>> Start Dataset rows

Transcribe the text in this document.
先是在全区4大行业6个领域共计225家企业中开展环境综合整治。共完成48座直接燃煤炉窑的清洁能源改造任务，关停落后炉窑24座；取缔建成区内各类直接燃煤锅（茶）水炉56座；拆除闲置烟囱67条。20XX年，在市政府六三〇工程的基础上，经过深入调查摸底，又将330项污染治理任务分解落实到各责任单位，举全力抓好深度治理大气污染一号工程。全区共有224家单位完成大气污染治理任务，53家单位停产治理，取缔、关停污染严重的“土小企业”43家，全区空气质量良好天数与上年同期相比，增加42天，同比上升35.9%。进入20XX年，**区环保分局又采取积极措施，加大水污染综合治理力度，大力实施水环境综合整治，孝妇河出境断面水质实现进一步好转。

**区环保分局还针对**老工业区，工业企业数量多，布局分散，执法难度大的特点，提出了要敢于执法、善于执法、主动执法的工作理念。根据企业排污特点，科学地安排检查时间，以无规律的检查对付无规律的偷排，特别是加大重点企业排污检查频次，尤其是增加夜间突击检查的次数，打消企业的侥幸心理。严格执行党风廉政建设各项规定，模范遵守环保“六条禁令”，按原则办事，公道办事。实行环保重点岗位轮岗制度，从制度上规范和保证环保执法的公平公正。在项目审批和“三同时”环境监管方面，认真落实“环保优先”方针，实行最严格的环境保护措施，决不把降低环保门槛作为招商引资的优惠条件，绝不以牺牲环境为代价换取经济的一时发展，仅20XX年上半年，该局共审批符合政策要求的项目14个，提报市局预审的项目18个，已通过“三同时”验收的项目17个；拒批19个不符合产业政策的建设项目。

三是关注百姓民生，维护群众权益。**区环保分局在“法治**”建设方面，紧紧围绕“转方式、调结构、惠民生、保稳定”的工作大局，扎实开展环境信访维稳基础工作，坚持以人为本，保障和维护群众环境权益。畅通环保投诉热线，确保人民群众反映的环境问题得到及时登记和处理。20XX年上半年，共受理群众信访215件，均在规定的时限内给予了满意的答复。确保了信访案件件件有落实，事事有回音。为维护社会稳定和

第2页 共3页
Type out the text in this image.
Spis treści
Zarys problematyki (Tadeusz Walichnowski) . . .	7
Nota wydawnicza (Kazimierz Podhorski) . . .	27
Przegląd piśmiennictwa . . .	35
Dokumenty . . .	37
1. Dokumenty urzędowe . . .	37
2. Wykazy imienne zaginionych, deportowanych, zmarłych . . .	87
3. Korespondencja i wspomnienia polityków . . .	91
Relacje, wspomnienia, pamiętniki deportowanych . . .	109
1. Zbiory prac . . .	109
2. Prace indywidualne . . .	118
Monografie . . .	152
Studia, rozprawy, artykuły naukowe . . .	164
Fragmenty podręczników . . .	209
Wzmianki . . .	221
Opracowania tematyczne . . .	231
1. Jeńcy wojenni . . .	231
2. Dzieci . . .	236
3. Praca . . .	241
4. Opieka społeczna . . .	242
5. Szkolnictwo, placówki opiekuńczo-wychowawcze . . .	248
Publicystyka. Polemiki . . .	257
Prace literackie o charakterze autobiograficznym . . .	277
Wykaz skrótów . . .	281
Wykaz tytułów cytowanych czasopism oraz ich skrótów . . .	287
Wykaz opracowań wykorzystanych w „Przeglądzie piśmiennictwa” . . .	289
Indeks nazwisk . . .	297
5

>> End Dataset rows

Scan the material line by line and report each one that contains "this".

Transcribe the text in this document.
Type out the text in this image.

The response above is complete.